Information given —
--- start ---

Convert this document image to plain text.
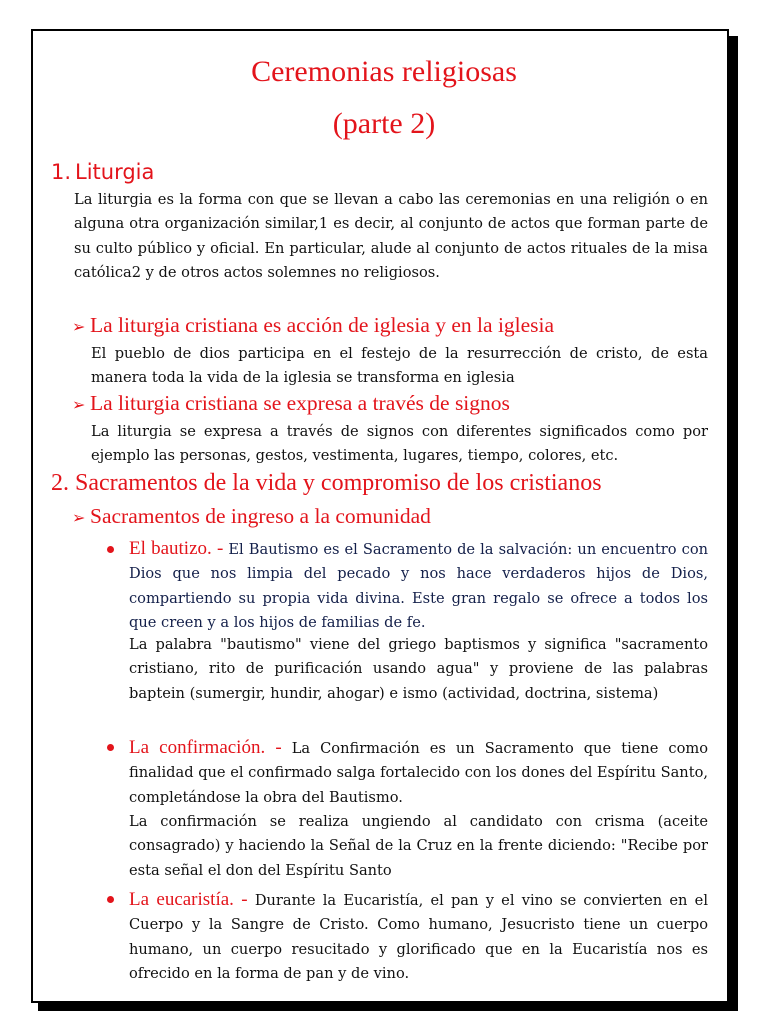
Ceremonias religiosas
(parte 2)
1. Liturgia
La liturgia es la forma con que se llevan a cabo las ceremonias en una religión o en alguna otra organización similar,1 es decir, al conjunto de actos que forman parte de su culto público y oficial. En particular, alude al conjunto de actos rituales de la misa católica2 y de otros actos solemnes no religiosos.
➢ La liturgia cristiana es acción de iglesia y en la iglesia
El pueblo de dios participa en el festejo de la resurrección de cristo, de esta manera toda la vida de la iglesia se transforma en iglesia
➢ La liturgia cristiana se expresa a través de signos
La liturgia se expresa a través de signos con diferentes significados como por ejemplo las personas, gestos, vestimenta, lugares, tiempo, colores, etc.
2. Sacramentos de la vida y compromiso de los cristianos
➢ Sacramentos de ingreso a la comunidad
El bautizo. - El Bautismo es el Sacramento de la salvación: un encuentro con Dios que nos limpia del pecado y nos hace verdaderos hijos de Dios, compartiendo su propia vida divina. Este gran regalo se ofrece a todos los que creen y a los hijos de familias de fe.
La palabra "bautismo" viene del griego baptismos y significa "sacramento cristiano, rito de purificación usando agua" y proviene de las palabras baptein (sumergir, hundir, ahogar) e ismo (actividad, doctrina, sistema)
La confirmación. - La Confirmación es un Sacramento que tiene como finalidad que el confirmado salga fortalecido con los dones del Espíritu Santo, completándose la obra del Bautismo.
La confirmación se realiza ungiendo al candidato con crisma (aceite consagrado) y haciendo la Señal de la Cruz en la frente diciendo: "Recibe por esta señal el don del Espíritu Santo
La eucaristía. - Durante la Eucaristía, el pan y el vino se convierten en el Cuerpo y la Sangre de Cristo. Como humano, Jesucristo tiene un cuerpo humano, un cuerpo resucitado y glorificado que en la Eucaristía nos es ofrecido en la forma de pan y de vino.
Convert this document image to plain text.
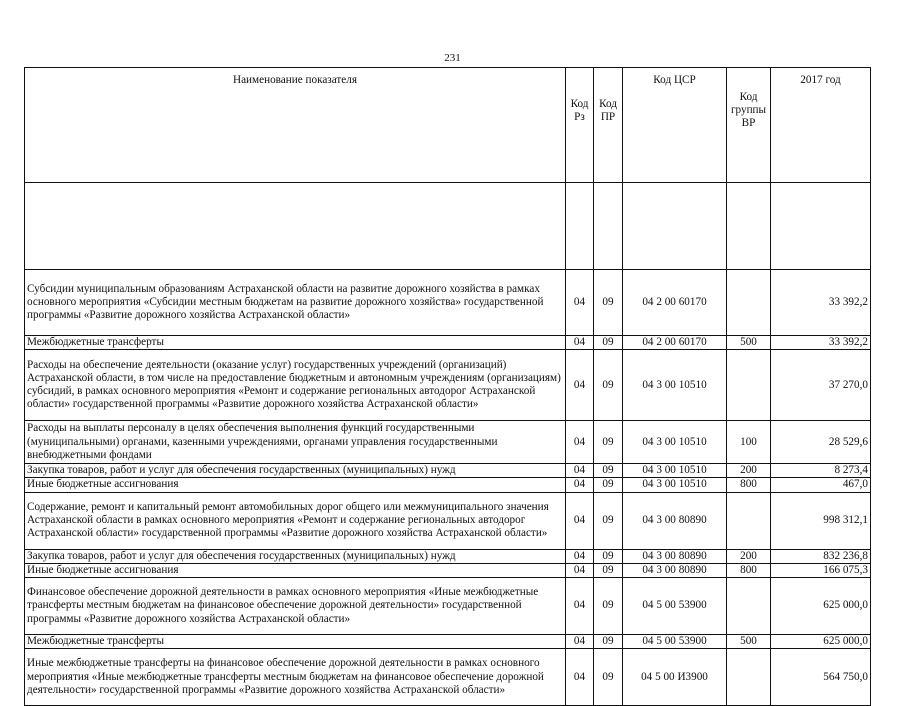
231
Наименование показателя	Код Рз	Код ПР	Код ЦСР	Код группы ВР	2017 год

Субсидии муниципальным образованиям Астраханской области на развитие дорожного хозяйства в рамках основного мероприятия «Субсидии местным бюджетам на развитие дорожного хозяйства» государственной программы «Развитие дорожного хозяйства Астраханской области»	04	09	04 2 00 60170		33 392,2
Межбюджетные трансферты	04	09	04 2 00 60170	500	33 392,2
Расходы на обеспечение деятельности (оказание услуг) государственных учреждений (организаций) Астраханской области, в том числе на предоставление бюджетным и автономным учреждениям (организациям) субсидий, в рамках основного мероприятия «Ремонт и содержание региональных автодорог Астраханской области» государственной программы «Развитие дорожного хозяйства Астраханской области»	04	09	04 3 00 10510		37 270,0
Расходы на выплаты персоналу в целях обеспечения выполнения функций государственными (муниципальными) органами, казенными учреждениями, органами управления государственными внебюджетными фондами	04	09	04 3 00 10510	100	28 529,6
Закупка товаров, работ и услуг для обеспечения государственных (муниципальных) нужд	04	09	04 3 00 10510	200	8 273,4
Иные бюджетные ассигнования	04	09	04 3 00 10510	800	467,0
Содержание, ремонт и капитальный ремонт автомобильных дорог общего или межмуниципального значения Астраханской области в рамках основного мероприятия «Ремонт и содержание региональных автодорог Астраханской области» государственной программы «Развитие дорожного хозяйства Астраханской области»	04	09	04 3 00 80890		998 312,1
Закупка товаров, работ и услуг для обеспечения государственных (муниципальных) нужд	04	09	04 3 00 80890	200	832 236,8
Иные бюджетные ассигнования	04	09	04 3 00 80890	800	166 075,3
Финансовое обеспечение дорожной деятельности в рамках основного мероприятия «Иные межбюджетные трансферты местным бюджетам на финансовое обеспечение дорожной деятельности» государственной программы «Развитие дорожного хозяйства Астраханской области»	04	09	04 5 00 53900		625 000,0
Межбюджетные трансферты	04	09	04 5 00 53900	500	625 000,0
Иные межбюджетные трансферты на финансовое обеспечение дорожной деятельности в рамках основного мероприятия «Иные межбюджетные трансферты местным бюджетам на финансовое обеспечение дорожной деятельности» государственной программы «Развитие дорожного хозяйства Астраханской области»	04	09	04 5 00 И3900		564 750,0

--- end ---

Your objective —
Pull out every line in the material above where "нужд" occurs.

Result of this task —
Закупка товаров, работ и услуг для обеспечения государственных (муниципальных) нужд	04	09	04 3 00 10510	200	8 273,4
Закупка товаров, работ и услуг для обеспечения государственных (муниципальных) нужд	04	09	04 3 00 80890	200	832 236,8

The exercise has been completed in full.